** START THE INPUT **
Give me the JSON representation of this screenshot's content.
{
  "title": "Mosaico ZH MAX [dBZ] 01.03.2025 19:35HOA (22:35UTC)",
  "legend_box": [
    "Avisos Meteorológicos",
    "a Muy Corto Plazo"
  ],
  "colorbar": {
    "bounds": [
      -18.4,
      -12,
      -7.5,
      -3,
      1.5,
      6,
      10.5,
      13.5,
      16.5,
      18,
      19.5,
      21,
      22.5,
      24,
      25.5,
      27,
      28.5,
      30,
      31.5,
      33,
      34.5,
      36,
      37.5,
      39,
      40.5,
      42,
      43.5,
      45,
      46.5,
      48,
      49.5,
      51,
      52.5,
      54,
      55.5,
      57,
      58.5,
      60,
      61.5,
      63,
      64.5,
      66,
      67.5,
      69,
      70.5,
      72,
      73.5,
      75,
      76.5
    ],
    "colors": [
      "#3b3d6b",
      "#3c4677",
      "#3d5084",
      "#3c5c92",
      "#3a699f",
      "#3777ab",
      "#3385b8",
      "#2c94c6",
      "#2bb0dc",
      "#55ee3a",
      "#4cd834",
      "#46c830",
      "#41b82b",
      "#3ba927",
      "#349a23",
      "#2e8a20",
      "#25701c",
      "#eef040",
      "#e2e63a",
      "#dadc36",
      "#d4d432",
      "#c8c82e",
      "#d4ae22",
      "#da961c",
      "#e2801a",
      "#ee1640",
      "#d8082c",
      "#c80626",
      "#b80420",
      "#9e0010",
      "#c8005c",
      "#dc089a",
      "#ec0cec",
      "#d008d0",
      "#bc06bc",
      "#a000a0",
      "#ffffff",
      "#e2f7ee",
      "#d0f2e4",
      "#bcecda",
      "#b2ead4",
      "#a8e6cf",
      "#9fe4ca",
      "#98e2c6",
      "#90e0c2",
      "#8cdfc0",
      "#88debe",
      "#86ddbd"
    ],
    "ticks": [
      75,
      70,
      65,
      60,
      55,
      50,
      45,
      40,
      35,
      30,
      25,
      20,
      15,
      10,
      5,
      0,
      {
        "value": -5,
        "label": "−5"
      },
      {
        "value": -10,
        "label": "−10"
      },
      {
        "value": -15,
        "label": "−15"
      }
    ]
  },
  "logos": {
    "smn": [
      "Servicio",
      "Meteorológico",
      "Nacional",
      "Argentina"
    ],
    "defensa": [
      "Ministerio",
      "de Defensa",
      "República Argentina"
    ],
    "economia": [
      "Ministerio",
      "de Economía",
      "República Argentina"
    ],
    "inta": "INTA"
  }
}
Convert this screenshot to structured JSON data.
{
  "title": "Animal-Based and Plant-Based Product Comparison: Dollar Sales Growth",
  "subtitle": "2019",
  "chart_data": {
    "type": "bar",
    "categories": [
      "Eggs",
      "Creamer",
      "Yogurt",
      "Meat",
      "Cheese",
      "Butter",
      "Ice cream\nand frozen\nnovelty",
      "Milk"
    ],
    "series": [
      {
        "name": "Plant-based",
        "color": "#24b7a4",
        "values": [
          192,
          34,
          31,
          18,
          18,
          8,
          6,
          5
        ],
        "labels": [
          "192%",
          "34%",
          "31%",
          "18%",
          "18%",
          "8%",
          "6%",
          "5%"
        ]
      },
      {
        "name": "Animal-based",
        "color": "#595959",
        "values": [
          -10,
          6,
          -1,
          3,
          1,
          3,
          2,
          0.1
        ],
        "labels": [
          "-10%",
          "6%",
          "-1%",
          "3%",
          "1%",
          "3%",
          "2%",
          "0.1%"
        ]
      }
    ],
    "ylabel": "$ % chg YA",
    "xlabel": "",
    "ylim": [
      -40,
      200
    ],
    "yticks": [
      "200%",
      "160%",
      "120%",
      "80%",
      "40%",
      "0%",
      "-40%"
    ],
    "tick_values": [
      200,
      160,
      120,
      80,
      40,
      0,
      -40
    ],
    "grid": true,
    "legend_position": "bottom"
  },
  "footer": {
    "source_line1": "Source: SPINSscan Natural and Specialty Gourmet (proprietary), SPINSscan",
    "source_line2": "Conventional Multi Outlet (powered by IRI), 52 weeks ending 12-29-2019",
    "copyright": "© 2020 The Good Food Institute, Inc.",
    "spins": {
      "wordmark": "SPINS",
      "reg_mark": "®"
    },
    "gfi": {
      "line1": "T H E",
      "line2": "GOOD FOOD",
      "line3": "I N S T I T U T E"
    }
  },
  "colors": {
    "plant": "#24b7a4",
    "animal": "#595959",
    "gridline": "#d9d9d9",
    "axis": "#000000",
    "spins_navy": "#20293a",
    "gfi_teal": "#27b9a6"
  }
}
** END THE INPUT **
● YOUR INSTRUCTIONS: Write out the data again, exactly and in full.

● TASK RESULT:
Give me the JSON representation of this screenshot's content.
{
  "title": "Mosaico ZH MAX [dBZ] 01.03.2025 19:35HOA (22:35UTC)",
  "legend_box": [
    "Avisos Meteorológicos",
    "a Muy Corto Plazo"
  ],
  "colorbar": {
    "bounds": [
      -18.4,
      -12,
      -7.5,
      -3,
      1.5,
      6,
      10.5,
      13.5,
      16.5,
      18,
      19.5,
      21,
      22.5,
      24,
      25.5,
      27,
      28.5,
      30,
      31.5,
      33,
      34.5,
      36,
      37.5,
      39,
      40.5,
      42,
      43.5,
      45,
      46.5,
      48,
      49.5,
      51,
      52.5,
      54,
      55.5,
      57,
      58.5,
      60,
      61.5,
      63,
      64.5,
      66,
      67.5,
      69,
      70.5,
      72,
      73.5,
      75,
      76.5
    ],
    "colors": [
      "#3b3d6b",
      "#3c4677",
      "#3d5084",
      "#3c5c92",
      "#3a699f",
      "#3777ab",
      "#3385b8",
      "#2c94c6",
      "#2bb0dc",
      "#55ee3a",
      "#4cd834",
      "#46c830",
      "#41b82b",
      "#3ba927",
      "#349a23",
      "#2e8a20",
      "#25701c",
      "#eef040",
      "#e2e63a",
      "#dadc36",
      "#d4d432",
      "#c8c82e",
      "#d4ae22",
      "#da961c",
      "#e2801a",
      "#ee1640",
      "#d8082c",
      "#c80626",
      "#b80420",
      "#9e0010",
      "#c8005c",
      "#dc089a",
      "#ec0cec",
      "#d008d0",
      "#bc06bc",
      "#a000a0",
      "#ffffff",
      "#e2f7ee",
      "#d0f2e4",
      "#bcecda",
      "#b2ead4",
      "#a8e6cf",
      "#9fe4ca",
      "#98e2c6",
      "#90e0c2",
      "#8cdfc0",
      "#88debe",
      "#86ddbd"
    ],
    "ticks": [
      75,
      70,
      65,
      60,
      55,
      50,
      45,
      40,
      35,
      30,
      25,
      20,
      15,
      10,
      5,
      0,
      {
        "value": -5,
        "label": "−5"
      },
      {
        "value": -10,
        "label": "−10"
      },
      {
        "value": -15,
        "label": "−15"
      }
    ]
  },
  "logos": {
    "smn": [
      "Servicio",
      "Meteorológico",
      "Nacional",
      "Argentina"
    ],
    "defensa": [
      "Ministerio",
      "de Defensa",
      "República Argentina"
    ],
    "economia": [
      "Ministerio",
      "de Economía",
      "República Argentina"
    ],
    "inta": "INTA"
  }
}
Convert this screenshot to structured JSON data.
{
  "title": "Animal-Based and Plant-Based Product Comparison: Dollar Sales Growth",
  "subtitle": "2019",
  "chart_data": {
    "type": "bar",
    "categories": [
      "Eggs",
      "Creamer",
      "Yogurt",
      "Meat",
      "Cheese",
      "Butter",
      "Ice cream\nand frozen\nnovelty",
      "Milk"
    ],
    "series": [
      {
        "name": "Plant-based",
        "color": "#24b7a4",
        "values": [
          192,
          34,
          31,
          18,
          18,
          8,
          6,
          5
        ],
        "labels": [
          "192%",
          "34%",
          "31%",
          "18%",
          "18%",
          "8%",
          "6%",
          "5%"
        ]
      },
      {
        "name": "Animal-based",
        "color": "#595959",
        "values": [
          -10,
          6,
          -1,
          3,
          1,
          3,
          2,
          0.1
        ],
        "labels": [
          "-10%",
          "6%",
          "-1%",
          "3%",
          "1%",
          "3%",
          "2%",
          "0.1%"
        ]
      }
    ],
    "ylabel": "$ % chg YA",
    "xlabel": "",
    "ylim": [
      -40,
      200
    ],
    "yticks": [
      "200%",
      "160%",
      "120%",
      "80%",
      "40%",
      "0%",
      "-40%"
    ],
    "tick_values": [
      200,
      160,
      120,
      80,
      40,
      0,
      -40
    ],
    "grid": true,
    "legend_position": "bottom"
  },
  "footer": {
    "source_line1": "Source: SPINSscan Natural and Specialty Gourmet (proprietary), SPINSscan",
    "source_line2": "Conventional Multi Outlet (powered by IRI), 52 weeks ending 12-29-2019",
    "copyright": "© 2020 The Good Food Institute, Inc.",
    "spins": {
      "wordmark": "SPINS",
      "reg_mark": "®"
    },
    "gfi": {
      "line1": "T H E",
      "line2": "GOOD FOOD",
      "line3": "I N S T I T U T E"
    }
  },
  "colors": {
    "plant": "#24b7a4",
    "animal": "#595959",
    "gridline": "#d9d9d9",
    "axis": "#000000",
    "spins_navy": "#20293a",
    "gfi_teal": "#27b9a6"
  }
}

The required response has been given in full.